> Part of a data file:

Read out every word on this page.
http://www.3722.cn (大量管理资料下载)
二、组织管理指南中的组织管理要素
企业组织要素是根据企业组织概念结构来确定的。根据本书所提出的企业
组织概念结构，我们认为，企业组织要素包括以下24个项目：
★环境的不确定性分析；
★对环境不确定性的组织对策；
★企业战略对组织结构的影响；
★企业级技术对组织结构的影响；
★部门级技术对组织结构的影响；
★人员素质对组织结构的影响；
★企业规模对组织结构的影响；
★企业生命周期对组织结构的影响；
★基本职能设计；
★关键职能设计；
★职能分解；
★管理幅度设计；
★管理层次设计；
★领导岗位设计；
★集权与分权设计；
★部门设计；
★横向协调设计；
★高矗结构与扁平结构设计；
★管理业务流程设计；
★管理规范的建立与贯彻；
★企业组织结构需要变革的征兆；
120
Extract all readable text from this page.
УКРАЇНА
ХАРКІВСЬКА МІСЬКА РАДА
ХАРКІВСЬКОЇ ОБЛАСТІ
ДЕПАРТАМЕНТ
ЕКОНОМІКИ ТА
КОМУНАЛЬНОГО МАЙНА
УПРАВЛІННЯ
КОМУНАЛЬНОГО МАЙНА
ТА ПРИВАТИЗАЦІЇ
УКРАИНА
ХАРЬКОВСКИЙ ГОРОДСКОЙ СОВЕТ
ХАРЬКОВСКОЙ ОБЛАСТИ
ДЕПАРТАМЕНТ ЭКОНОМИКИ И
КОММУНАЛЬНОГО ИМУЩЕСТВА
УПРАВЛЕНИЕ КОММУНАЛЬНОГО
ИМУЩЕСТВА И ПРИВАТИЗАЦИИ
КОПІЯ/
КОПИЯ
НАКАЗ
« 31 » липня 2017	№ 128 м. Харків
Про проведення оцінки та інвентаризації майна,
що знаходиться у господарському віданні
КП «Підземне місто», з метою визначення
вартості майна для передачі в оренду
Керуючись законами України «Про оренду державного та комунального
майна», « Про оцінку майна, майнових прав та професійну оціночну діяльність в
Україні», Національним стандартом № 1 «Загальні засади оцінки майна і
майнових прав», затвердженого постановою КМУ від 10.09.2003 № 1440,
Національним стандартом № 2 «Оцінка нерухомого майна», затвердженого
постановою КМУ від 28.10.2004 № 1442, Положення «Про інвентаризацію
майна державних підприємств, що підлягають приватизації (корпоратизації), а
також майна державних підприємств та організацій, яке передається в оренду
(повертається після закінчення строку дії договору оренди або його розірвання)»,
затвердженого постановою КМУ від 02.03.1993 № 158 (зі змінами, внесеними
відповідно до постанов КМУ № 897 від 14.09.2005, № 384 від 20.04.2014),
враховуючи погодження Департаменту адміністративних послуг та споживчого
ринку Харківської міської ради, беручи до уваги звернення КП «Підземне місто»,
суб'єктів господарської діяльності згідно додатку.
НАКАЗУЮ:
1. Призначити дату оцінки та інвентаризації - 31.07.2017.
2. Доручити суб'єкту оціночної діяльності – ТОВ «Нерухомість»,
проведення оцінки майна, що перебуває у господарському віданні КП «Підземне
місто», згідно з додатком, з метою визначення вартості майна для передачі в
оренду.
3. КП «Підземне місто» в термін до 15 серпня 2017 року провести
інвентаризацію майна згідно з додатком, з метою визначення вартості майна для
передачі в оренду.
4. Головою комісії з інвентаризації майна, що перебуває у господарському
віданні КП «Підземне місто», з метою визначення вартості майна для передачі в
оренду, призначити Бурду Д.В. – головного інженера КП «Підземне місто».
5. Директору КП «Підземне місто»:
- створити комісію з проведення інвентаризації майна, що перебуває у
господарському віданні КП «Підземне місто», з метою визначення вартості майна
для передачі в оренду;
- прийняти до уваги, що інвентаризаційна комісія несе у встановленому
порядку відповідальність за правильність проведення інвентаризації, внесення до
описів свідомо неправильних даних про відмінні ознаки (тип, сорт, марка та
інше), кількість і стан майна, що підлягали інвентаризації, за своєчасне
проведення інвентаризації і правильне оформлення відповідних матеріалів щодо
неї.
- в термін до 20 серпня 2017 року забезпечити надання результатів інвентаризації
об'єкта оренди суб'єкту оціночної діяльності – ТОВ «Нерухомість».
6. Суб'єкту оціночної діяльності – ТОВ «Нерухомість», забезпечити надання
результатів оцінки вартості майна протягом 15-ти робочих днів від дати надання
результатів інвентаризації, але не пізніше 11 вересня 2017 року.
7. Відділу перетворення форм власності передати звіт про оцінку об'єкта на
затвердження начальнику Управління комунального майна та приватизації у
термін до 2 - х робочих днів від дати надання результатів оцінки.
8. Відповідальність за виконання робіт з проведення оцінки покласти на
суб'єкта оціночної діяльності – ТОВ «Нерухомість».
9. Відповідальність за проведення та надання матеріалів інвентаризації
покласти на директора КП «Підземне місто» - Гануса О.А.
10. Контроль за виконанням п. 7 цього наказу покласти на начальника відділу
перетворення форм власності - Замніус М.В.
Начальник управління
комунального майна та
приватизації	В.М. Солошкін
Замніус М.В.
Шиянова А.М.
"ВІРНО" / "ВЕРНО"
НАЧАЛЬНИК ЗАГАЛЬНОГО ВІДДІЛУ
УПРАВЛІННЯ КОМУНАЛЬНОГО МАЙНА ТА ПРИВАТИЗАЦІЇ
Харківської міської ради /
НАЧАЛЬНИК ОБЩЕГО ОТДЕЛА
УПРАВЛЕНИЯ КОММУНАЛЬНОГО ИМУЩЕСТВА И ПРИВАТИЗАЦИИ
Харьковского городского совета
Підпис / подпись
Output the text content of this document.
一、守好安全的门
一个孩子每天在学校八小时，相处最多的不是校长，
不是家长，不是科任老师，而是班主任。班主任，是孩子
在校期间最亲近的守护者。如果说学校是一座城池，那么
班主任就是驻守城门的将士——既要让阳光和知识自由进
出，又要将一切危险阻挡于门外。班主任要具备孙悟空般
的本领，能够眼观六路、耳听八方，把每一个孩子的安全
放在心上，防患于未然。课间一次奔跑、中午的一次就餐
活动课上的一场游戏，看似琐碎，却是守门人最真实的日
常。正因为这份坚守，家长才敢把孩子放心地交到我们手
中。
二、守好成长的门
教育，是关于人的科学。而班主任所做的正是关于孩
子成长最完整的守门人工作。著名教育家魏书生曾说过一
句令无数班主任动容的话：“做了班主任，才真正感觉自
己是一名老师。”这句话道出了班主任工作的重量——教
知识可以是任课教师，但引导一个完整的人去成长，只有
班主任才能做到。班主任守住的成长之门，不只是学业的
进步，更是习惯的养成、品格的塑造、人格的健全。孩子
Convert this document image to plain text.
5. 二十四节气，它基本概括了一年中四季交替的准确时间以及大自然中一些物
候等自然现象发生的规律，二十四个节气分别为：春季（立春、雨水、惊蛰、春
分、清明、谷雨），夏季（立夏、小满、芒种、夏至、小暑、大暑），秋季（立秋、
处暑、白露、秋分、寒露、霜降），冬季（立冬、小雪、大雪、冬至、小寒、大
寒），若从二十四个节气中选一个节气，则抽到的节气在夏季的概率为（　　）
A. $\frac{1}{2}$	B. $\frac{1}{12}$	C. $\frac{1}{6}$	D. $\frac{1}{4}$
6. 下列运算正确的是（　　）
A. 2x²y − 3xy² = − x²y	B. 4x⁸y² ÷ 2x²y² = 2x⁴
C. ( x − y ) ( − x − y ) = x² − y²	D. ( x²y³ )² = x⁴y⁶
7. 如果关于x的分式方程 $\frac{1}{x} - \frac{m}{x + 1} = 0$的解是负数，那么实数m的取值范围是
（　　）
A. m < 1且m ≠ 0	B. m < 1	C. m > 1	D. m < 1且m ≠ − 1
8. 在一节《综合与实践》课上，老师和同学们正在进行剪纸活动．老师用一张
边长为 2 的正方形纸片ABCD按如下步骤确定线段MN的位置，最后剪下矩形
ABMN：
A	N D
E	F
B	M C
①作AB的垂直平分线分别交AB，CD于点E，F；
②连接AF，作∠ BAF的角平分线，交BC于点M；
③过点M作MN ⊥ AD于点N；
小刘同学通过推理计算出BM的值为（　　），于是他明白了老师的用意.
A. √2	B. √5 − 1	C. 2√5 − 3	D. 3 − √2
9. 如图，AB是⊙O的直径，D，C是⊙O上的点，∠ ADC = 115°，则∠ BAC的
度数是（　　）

> Prompt:
Write out again, exactly, the lines from the one holding "Output the text content of this document." through the end of the listing, with both ends included.

> Result of the task:
Output the text content of this document.
一、守好安全的门
一个孩子每天在学校八小时，相处最多的不是校长，
不是家长，不是科任老师，而是班主任。班主任，是孩子
在校期间最亲近的守护者。如果说学校是一座城池，那么
班主任就是驻守城门的将士——既要让阳光和知识自由进
出，又要将一切危险阻挡于门外。班主任要具备孙悟空般
的本领，能够眼观六路、耳听八方，把每一个孩子的安全
放在心上，防患于未然。课间一次奔跑、中午的一次就餐
活动课上的一场游戏，看似琐碎，却是守门人最真实的日
常。正因为这份坚守，家长才敢把孩子放心地交到我们手
中。
二、守好成长的门
教育，是关于人的科学。而班主任所做的正是关于孩
子成长最完整的守门人工作。著名教育家魏书生曾说过一
句令无数班主任动容的话：“做了班主任，才真正感觉自
己是一名老师。”这句话道出了班主任工作的重量——教
知识可以是任课教师，但引导一个完整的人去成长，只有
班主任才能做到。班主任守住的成长之门，不只是学业的
进步，更是习惯的养成、品格的塑造、人格的健全。孩子
Convert this document image to plain text.
5. 二十四节气，它基本概括了一年中四季交替的准确时间以及大自然中一些物
候等自然现象发生的规律，二十四个节气分别为：春季（立春、雨水、惊蛰、春
分、清明、谷雨），夏季（立夏、小满、芒种、夏至、小暑、大暑），秋季（立秋、
处暑、白露、秋分、寒露、霜降），冬季（立冬、小雪、大雪、冬至、小寒、大
寒），若从二十四个节气中选一个节气，则抽到的节气在夏季的概率为（　　）
A. $\frac{1}{2}$	B. $\frac{1}{12}$	C. $\frac{1}{6}$	D. $\frac{1}{4}$
6. 下列运算正确的是（　　）
A. 2x²y − 3xy² = − x²y	B. 4x⁸y² ÷ 2x²y² = 2x⁴
C. ( x − y ) ( − x − y ) = x² − y²	D. ( x²y³ )² = x⁴y⁶
7. 如果关于x的分式方程 $\frac{1}{x} - \frac{m}{x + 1} = 0$的解是负数，那么实数m的取值范围是
（　　）
A. m < 1且m ≠ 0	B. m < 1	C. m > 1	D. m < 1且m ≠ − 1
8. 在一节《综合与实践》课上，老师和同学们正在进行剪纸活动．老师用一张
边长为 2 的正方形纸片ABCD按如下步骤确定线段MN的位置，最后剪下矩形
ABMN：
A	N D
E	F
B	M C
①作AB的垂直平分线分别交AB，CD于点E，F；
②连接AF，作∠ BAF的角平分线，交BC于点M；
③过点M作MN ⊥ AD于点N；
小刘同学通过推理计算出BM的值为（　　），于是他明白了老师的用意.
A. √2	B. √5 − 1	C. 2√5 − 3	D. 3 − √2
9. 如图，AB是⊙O的直径，D，C是⊙O上的点，∠ ADC = 115°，则∠ BAC的
度数是（　　）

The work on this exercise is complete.